---------- Testo selezionato
Bosch e un altro Rinascimento a palazzo Reale a Milano

Bosch e un altro Rinascimento, a Palazzo Reale: una mostra dedicata non tanto e non solo all’artista olandese…ma soprattutto a quanto il suo lavoro abbia poi  influito su tutti i suoi contemporanei!

Nella mappa si può vedere il suo successo concentrato soprattutto in Italia settentrionale, Spagna e mondo asburgico (Il re Filippo di Spagna fu un vero appassionato di questo artista tanto da portarlo a collezionare le opere di Bosch comprandole un po’ ovunque ed ecco perché ancora oggi la Spagna è tra i Paesi che possiedono il maggior numero di opere di Hieronymus Bosch).

1 Bosch e il fantastico

Bosch, Trittico delle Tentazioni di sant’Antonio (aperto), 1501

Al rinascimento ufficiale quindi, quello classico, L’artista olandese contrappone un mondo con scene infernali e oniriche. Pensate: è proprio un cronista suo contemporaneo, Marcantonio Michiel, a fornire la prima descrizione delle opere di Bosch usando parole come: inferno, mostri e sogni. Di Bosch si parla, all’epoca, come di pictor gryllorum, pittore di scene ridicole. Ed ecco che la mostra si apre con quella che è l’opera probabilmente più emblematica del lavoro di Bosch: Il Trittico delle Tentazioni di Sant’Antonio. Nella stessa opera troviamo tutte le caratteristiche associate a questo artista: fuochi infernali, architetture contorte, mostri, ibridi, personaggi grotteschi e scene stravaganti.

La parte esterna del trittico è monocroma, tranne una piccolissima torcia accesa, in rosso fuoco. Questa realizzazione a grisaglia non è nuova nella tradizione fiamminga. E’ una scelta anche teatrale…all’apertura dei pannelli esterni, i fedeli rimanevano ancora più stupiti di fronte alla meraviglie delle immagini colorate della pala d’altare aperta.

Il trittico dei Santi eremiti, della fine del 1400, in prestito da Venezia, faceva probabilmente parte della collezione che già sin dal primo cinquecento, era di proprietà del cardinale veneziano Domenico Grimani. Quest’opera tra l’altro ha anche la firma dell’autore, bene in vista in basso nel pannello centrale.
--------------------
---------- Dati registrati
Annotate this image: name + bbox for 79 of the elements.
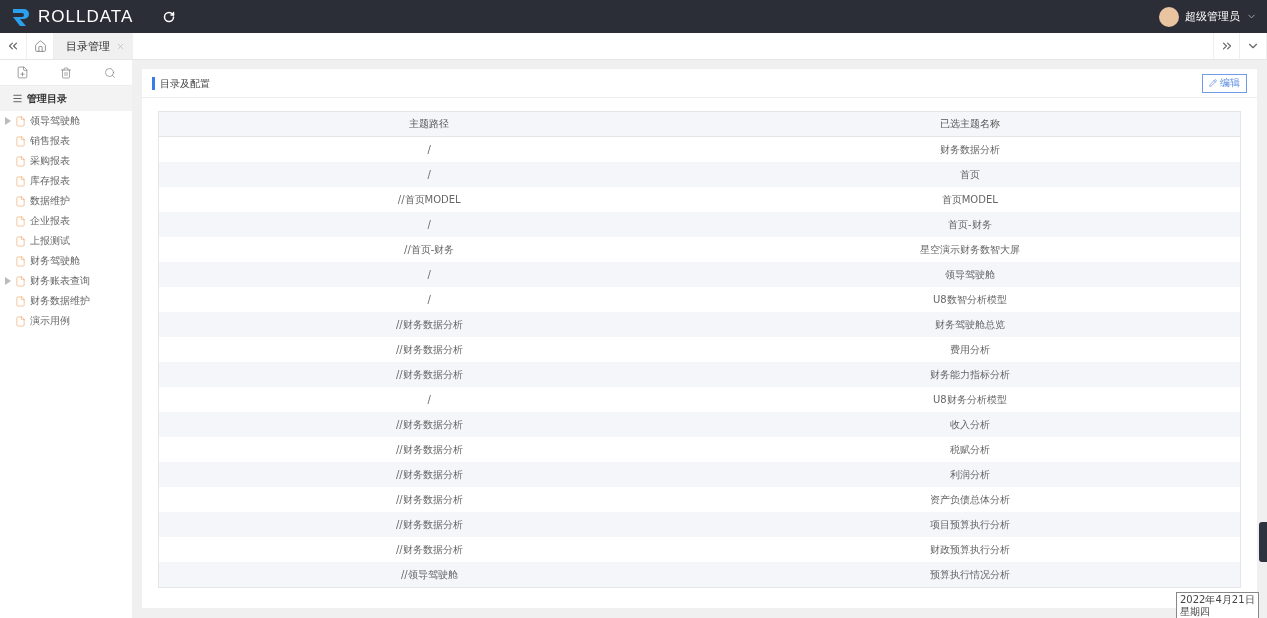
--------------------
_Compito assegnato 1:_ Nel testo sulla mostra di Bosch, chi è il cronista contemporaneo che fornì la prima descrizione delle opere di Bosch?
_Compito assegnato 2:_ Trascrivi fedelmente dal testo sulla mostra di Bosch il passo che comincia con le parole contenenti "Bosch, Trittico delle" e termina con "e scene stravaganti.".
L'elenco è materiale a sé, distinto dal testo sulla mostra di Bosch.

_Risposta attesa 1:_ Marcantonio Michiel.

_Risposta attesa 2:_
Bosch, Trittico delle Tentazioni di sant’Antonio (aperto), 1501

Al rinascimento ufficiale quindi, quello classico, L’artista olandese contrappone un mondo con scene infernali e oniriche. Pensate: è proprio un cronista suo contemporaneo, Marcantonio Michiel, a fornire la prima descrizione delle opere di Bosch usando parole come: inferno, mostri e sogni. Di Bosch si parla, all’epoca, come di pictor gryllorum, pittore di scene ridicole. Ed ecco che la mostra si apre con quella che è l’opera probabilmente più emblematica del lavoro di Bosch: Il Trittico delle Tentazioni di Sant’Antonio. Nella stessa opera troviamo tutte le caratteristiche associate a questo artista: fuochi infernali, architetture contorte, mostri, ibridi, personaggi grotteschi e scene stravaganti.